**DATASET EXCERPTS:**
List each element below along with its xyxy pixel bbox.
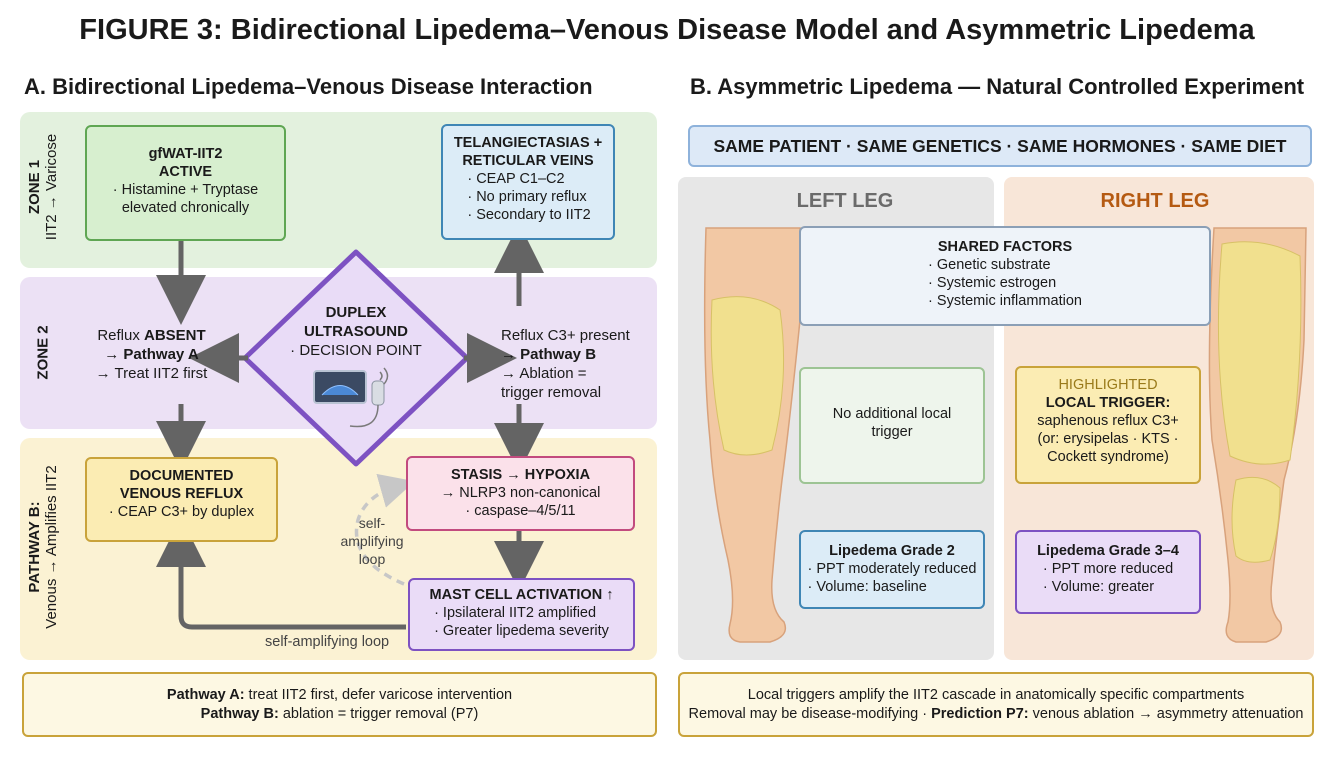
inner-loop-l1: self- bbox=[358, 515, 386, 531]
arrow-loop-inner bbox=[354, 473, 415, 586]
telang-item: · CEAP C1–C2 bbox=[467, 171, 565, 187]
b-footer-line1: Local triggers amplify the IIT2 cascade … bbox=[747, 687, 1245, 703]
absent-l1b: ABSENT bbox=[144, 327, 206, 344]
duplex-label: DUPLEX ULTRASOUND · DECISION POINT bbox=[272, 303, 440, 360]
gfwat-line2: elevated chronically bbox=[121, 200, 250, 216]
documented-title1: DOCUMENTED bbox=[129, 468, 234, 484]
right-leg-label: RIGHT LEG bbox=[1100, 190, 1210, 212]
present-l3: → Ablation = bbox=[501, 365, 587, 382]
inner-loop-l2: amplifying bbox=[340, 533, 404, 549]
duplex-sub: · DECISION POINT bbox=[290, 342, 422, 359]
gfwat-title1: gfWAT-IIT2 bbox=[148, 146, 223, 162]
present-l2b: Pathway B bbox=[520, 346, 597, 363]
local-trigger-tag: HIGHLIGHTED bbox=[1058, 377, 1158, 393]
present-l4: trigger removal bbox=[501, 384, 602, 401]
panel-b-footer: Local triggers amplify the IIT2 cascade … bbox=[678, 672, 1314, 737]
reflux-absent-text: Reflux ABSENT → Pathway A → Treat IIT2 f… bbox=[74, 326, 229, 383]
stasis-line2: · caspase–4/5/11 bbox=[465, 503, 576, 519]
right-leg-illustration bbox=[1208, 227, 1307, 643]
grade-3-4-box: Lipedema Grade 3–4 · PPT more reduced · … bbox=[1015, 530, 1201, 614]
footer-b-label: Pathway B: bbox=[200, 706, 279, 722]
reflux-present-text: Reflux C3+ present → Pathway B → Ablatio… bbox=[501, 326, 651, 402]
documented-title2: VENOUS REFLUX bbox=[119, 486, 244, 502]
no-trigger-l2: trigger bbox=[871, 424, 913, 440]
grade-2-box: Lipedema Grade 2 · PPT moderately reduce… bbox=[799, 530, 985, 609]
figure-title: FIGURE 3: Bidirectional Lipedema–Venous … bbox=[79, 14, 1255, 46]
outer-loop-label: self-amplifying loop bbox=[265, 634, 390, 650]
footer-a-label: Pathway A: bbox=[166, 687, 245, 703]
mast-cell-box: MAST CELL ACTIVATION ↑ · Ipsilateral IIT… bbox=[408, 578, 635, 651]
absent-l3: → Treat IIT2 first bbox=[95, 365, 208, 382]
gfwat-line1: · Histamine + Tryptase bbox=[112, 182, 259, 198]
footer-a-text: treat IIT2 first, defer varicose interve… bbox=[244, 687, 513, 703]
shared-item: · Genetic substrate bbox=[928, 257, 1051, 273]
telang-item: · Secondary to IIT2 bbox=[467, 207, 591, 223]
left-leg-illustration bbox=[703, 227, 801, 643]
no-trigger-l1: No additional local bbox=[832, 406, 952, 422]
panel-a-title: A. Bidirectional Lipedema–Venous Disease… bbox=[24, 74, 593, 99]
telang-box: TELANGIECTASIAS + RETICULAR VEINS · CEAP… bbox=[441, 124, 615, 240]
local-trigger-box: HIGHLIGHTED LOCAL TRIGGER: saphenous ref… bbox=[1015, 366, 1201, 484]
inner-loop-label: self- amplifying loop bbox=[322, 514, 422, 568]
shared-item: · Systemic inflammation bbox=[928, 293, 1082, 309]
shared-item: · Systemic estrogen bbox=[928, 275, 1057, 291]
shared-factors-box: SHARED FACTORS · Genetic substrate · Sys… bbox=[799, 226, 1211, 326]
local-trigger-title: LOCAL TRIGGER: bbox=[1045, 395, 1171, 411]
inner-loop-l3: loop bbox=[358, 551, 386, 567]
grade34-item: · Volume: greater bbox=[1042, 579, 1155, 595]
documented-box: DOCUMENTED VENOUS REFLUX · CEAP C3+ by d… bbox=[85, 457, 278, 542]
grade34-item: · PPT more reduced bbox=[1042, 561, 1174, 577]
absent-l1a: Reflux bbox=[97, 327, 144, 344]
stasis-line1: → NLRP3 non-canonical bbox=[440, 485, 601, 501]
mast-title: MAST CELL ACTIVATION ↑ bbox=[429, 587, 614, 603]
b-footer-line2b: Prediction P7: bbox=[931, 706, 1029, 722]
grade34-title: Lipedema Grade 3–4 bbox=[1037, 543, 1179, 559]
grade2-title: Lipedema Grade 2 bbox=[829, 543, 955, 559]
absent-l2a: → bbox=[104, 346, 124, 363]
shared-title: SHARED FACTORS bbox=[937, 239, 1073, 255]
gfwat-box: gfWAT-IIT2 ACTIVE · Histamine + Tryptase… bbox=[85, 125, 286, 241]
footer-b-text: ablation = trigger removal (P7) bbox=[278, 706, 479, 722]
present-l1: Reflux C3+ present bbox=[501, 327, 630, 344]
b-footer-line2c: venous ablation → asymmetry attenuation bbox=[1028, 706, 1304, 722]
stasis-box: STASIS → HYPOXIA → NLRP3 non-canonical ·… bbox=[406, 456, 635, 531]
no-trigger-box: No additional local trigger bbox=[799, 367, 985, 484]
mast-item: · Ipsilateral IIT2 amplified bbox=[434, 605, 597, 621]
local-trigger-l1: saphenous reflux C3+ bbox=[1037, 413, 1179, 429]
mast-item: · Greater lipedema severity bbox=[434, 623, 609, 639]
gfwat-title2: ACTIVE bbox=[158, 164, 213, 180]
local-trigger-l3: Cockett syndrome) bbox=[1047, 449, 1169, 465]
grade2-item: · Volume: baseline bbox=[807, 579, 927, 595]
telang-title2: RETICULAR VEINS bbox=[462, 153, 594, 169]
arrow-loop-outer bbox=[156, 517, 406, 630]
same-patient-banner: SAME PATIENT · SAME GENETICS · SAME HORM… bbox=[688, 125, 1312, 167]
local-trigger-l2: (or: erysipelas · KTS · bbox=[1037, 431, 1179, 447]
b-footer-line2a: Removal may be disease-modifying · bbox=[688, 706, 932, 722]
duplex-title1: DUPLEX bbox=[325, 304, 387, 321]
ultrasound-icon bbox=[313, 367, 389, 428]
decision-diamond bbox=[242, 249, 470, 467]
telang-title1: TELANGIECTASIAS + bbox=[453, 135, 603, 151]
documented-line: · CEAP C3+ by duplex bbox=[108, 504, 255, 520]
telang-item: · No primary reflux bbox=[467, 189, 587, 205]
absent-l2b: Pathway A bbox=[123, 346, 199, 363]
present-l2a: → bbox=[501, 346, 521, 363]
duplex-title2: ULTRASOUND bbox=[304, 323, 408, 340]
grade2-item: · PPT moderately reduced bbox=[807, 561, 977, 577]
left-leg-label: LEFT LEG bbox=[796, 190, 894, 212]
panel-b-title: B. Asymmetric Lipedema — Natural Control… bbox=[690, 74, 1305, 99]
stasis-title: STASIS → HYPOXIA bbox=[450, 467, 591, 483]
panel-a-footer: Pathway A: treat IIT2 first, defer varic… bbox=[22, 672, 657, 737]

**INSTRUCTION:**
Reproduce all of the material above with every "IIT2" swapped for "IIT-2" and nothing else altered. Leave the picture out.

**RESPONSE FOR THIS EXERCISE:**
List each element below along with its xyxy pixel bbox.
inner-loop-l1: self- bbox=[358, 515, 386, 531]
arrow-loop-inner bbox=[354, 473, 415, 586]
telang-item: · CEAP C1–C2 bbox=[467, 171, 565, 187]
b-footer-line1: Local triggers amplify the IIT-2 cascade … bbox=[747, 687, 1245, 703]
absent-l1b: ABSENT bbox=[144, 327, 206, 344]
duplex-label: DUPLEX ULTRASOUND · DECISION POINT bbox=[272, 303, 440, 360]
gfwat-line2: elevated chronically bbox=[121, 200, 250, 216]
documented-title1: DOCUMENTED bbox=[129, 468, 234, 484]
right-leg-label: RIGHT LEG bbox=[1100, 190, 1210, 212]
present-l3: → Ablation = bbox=[501, 365, 587, 382]
inner-loop-l2: amplifying bbox=[340, 533, 404, 549]
duplex-sub: · DECISION POINT bbox=[290, 342, 422, 359]
gfwat-title1: gfWAT-IIT-2 bbox=[148, 146, 223, 162]
present-l2b: Pathway B bbox=[520, 346, 597, 363]
local-trigger-tag: HIGHLIGHTED bbox=[1058, 377, 1158, 393]
present-l4: trigger removal bbox=[501, 384, 602, 401]
panel-b-footer: Local triggers amplify the IIT-2 cascade … bbox=[678, 672, 1314, 737]
reflux-absent-text: Reflux ABSENT → Pathway A → Treat IIT-2 f… bbox=[74, 326, 229, 383]
stasis-line2: · caspase–4/5/11 bbox=[465, 503, 576, 519]
right-leg-illustration bbox=[1208, 227, 1307, 643]
grade-3-4-box: Lipedema Grade 3–4 · PPT more reduced · … bbox=[1015, 530, 1201, 614]
footer-b-label: Pathway B: bbox=[200, 706, 279, 722]
reflux-present-text: Reflux C3+ present → Pathway B → Ablatio… bbox=[501, 326, 651, 402]
documented-title2: VENOUS REFLUX bbox=[119, 486, 244, 502]
no-trigger-l2: trigger bbox=[871, 424, 913, 440]
grade-2-box: Lipedema Grade 2 · PPT moderately reduce… bbox=[799, 530, 985, 609]
figure-title: FIGURE 3: Bidirectional Lipedema–Venous … bbox=[79, 14, 1255, 46]
outer-loop-label: self-amplifying loop bbox=[265, 634, 390, 650]
footer-a-label: Pathway A: bbox=[166, 687, 245, 703]
mast-cell-box: MAST CELL ACTIVATION ↑ · Ipsilateral IIT… bbox=[408, 578, 635, 651]
absent-l3: → Treat IIT-2 first bbox=[95, 365, 208, 382]
gfwat-line1: · Histamine + Tryptase bbox=[112, 182, 259, 198]
footer-a-text: treat IIT-2 first, defer varicose interve… bbox=[244, 687, 513, 703]
shared-item: · Genetic substrate bbox=[928, 257, 1051, 273]
telang-item: · Secondary to IIT-2 bbox=[467, 207, 591, 223]
left-leg-illustration bbox=[703, 227, 801, 643]
no-trigger-l1: No additional local bbox=[832, 406, 952, 422]
panel-a-title: A. Bidirectional Lipedema–Venous Disease… bbox=[24, 74, 593, 99]
telang-box: TELANGIECTASIAS + RETICULAR VEINS · CEAP… bbox=[441, 124, 615, 240]
local-trigger-box: HIGHLIGHTED LOCAL TRIGGER: saphenous ref… bbox=[1015, 366, 1201, 484]
inner-loop-label: self- amplifying loop bbox=[322, 514, 422, 568]
shared-item: · Systemic inflammation bbox=[928, 293, 1082, 309]
shared-item: · Systemic estrogen bbox=[928, 275, 1057, 291]
shared-factors-box: SHARED FACTORS · Genetic substrate · Sys… bbox=[799, 226, 1211, 326]
local-trigger-title: LOCAL TRIGGER: bbox=[1045, 395, 1171, 411]
inner-loop-l3: loop bbox=[358, 551, 386, 567]
grade34-item: · Volume: greater bbox=[1042, 579, 1155, 595]
documented-box: DOCUMENTED VENOUS REFLUX · CEAP C3+ by d… bbox=[85, 457, 278, 542]
grade34-item: · PPT more reduced bbox=[1042, 561, 1174, 577]
absent-l1a: Reflux bbox=[97, 327, 144, 344]
stasis-line1: → NLRP3 non-canonical bbox=[440, 485, 601, 501]
mast-title: MAST CELL ACTIVATION ↑ bbox=[429, 587, 614, 603]
b-footer-line2b: Prediction P7: bbox=[931, 706, 1029, 722]
grade34-title: Lipedema Grade 3–4 bbox=[1037, 543, 1179, 559]
grade2-title: Lipedema Grade 2 bbox=[829, 543, 955, 559]
absent-l2a: → bbox=[104, 346, 124, 363]
shared-title: SHARED FACTORS bbox=[937, 239, 1073, 255]
gfwat-box: gfWAT-IIT-2 ACTIVE · Histamine + Tryptase… bbox=[85, 125, 286, 241]
footer-b-text: ablation = trigger removal (P7) bbox=[278, 706, 479, 722]
present-l1: Reflux C3+ present bbox=[501, 327, 630, 344]
b-footer-line2c: venous ablation → asymmetry attenuation bbox=[1028, 706, 1304, 722]
stasis-box: STASIS → HYPOXIA → NLRP3 non-canonical ·… bbox=[406, 456, 635, 531]
no-trigger-box: No additional local trigger bbox=[799, 367, 985, 484]
mast-item: · Ipsilateral IIT-2 amplified bbox=[434, 605, 597, 621]
local-trigger-l1: saphenous reflux C3+ bbox=[1037, 413, 1179, 429]
mast-item: · Greater lipedema severity bbox=[434, 623, 609, 639]
gfwat-title2: ACTIVE bbox=[158, 164, 213, 180]
local-trigger-l3: Cockett syndrome) bbox=[1047, 449, 1169, 465]
grade2-item: · Volume: baseline bbox=[807, 579, 927, 595]
telang-title2: RETICULAR VEINS bbox=[462, 153, 594, 169]
arrow-loop-outer bbox=[156, 517, 406, 630]
same-patient-banner: SAME PATIENT · SAME GENETICS · SAME HORM… bbox=[688, 125, 1312, 167]
local-trigger-l2: (or: erysipelas · KTS · bbox=[1037, 431, 1179, 447]
b-footer-line2a: Removal may be disease-modifying · bbox=[688, 706, 932, 722]
duplex-title1: DUPLEX bbox=[325, 304, 387, 321]
ultrasound-icon bbox=[313, 367, 389, 428]
decision-diamond bbox=[242, 249, 470, 467]
telang-title1: TELANGIECTASIAS + bbox=[453, 135, 603, 151]
documented-line: · CEAP C3+ by duplex bbox=[108, 504, 255, 520]
telang-item: · No primary reflux bbox=[467, 189, 587, 205]
absent-l2b: Pathway A bbox=[123, 346, 199, 363]
present-l2a: → bbox=[501, 346, 521, 363]
duplex-title2: ULTRASOUND bbox=[304, 323, 408, 340]
grade2-item: · PPT moderately reduced bbox=[807, 561, 977, 577]
left-leg-label: LEFT LEG bbox=[796, 190, 894, 212]
panel-b-title: B. Asymmetric Lipedema — Natural Control… bbox=[690, 74, 1305, 99]
stasis-title: STASIS → HYPOXIA bbox=[450, 467, 591, 483]
panel-a-footer: Pathway A: treat IIT-2 first, defer varic… bbox=[22, 672, 657, 737]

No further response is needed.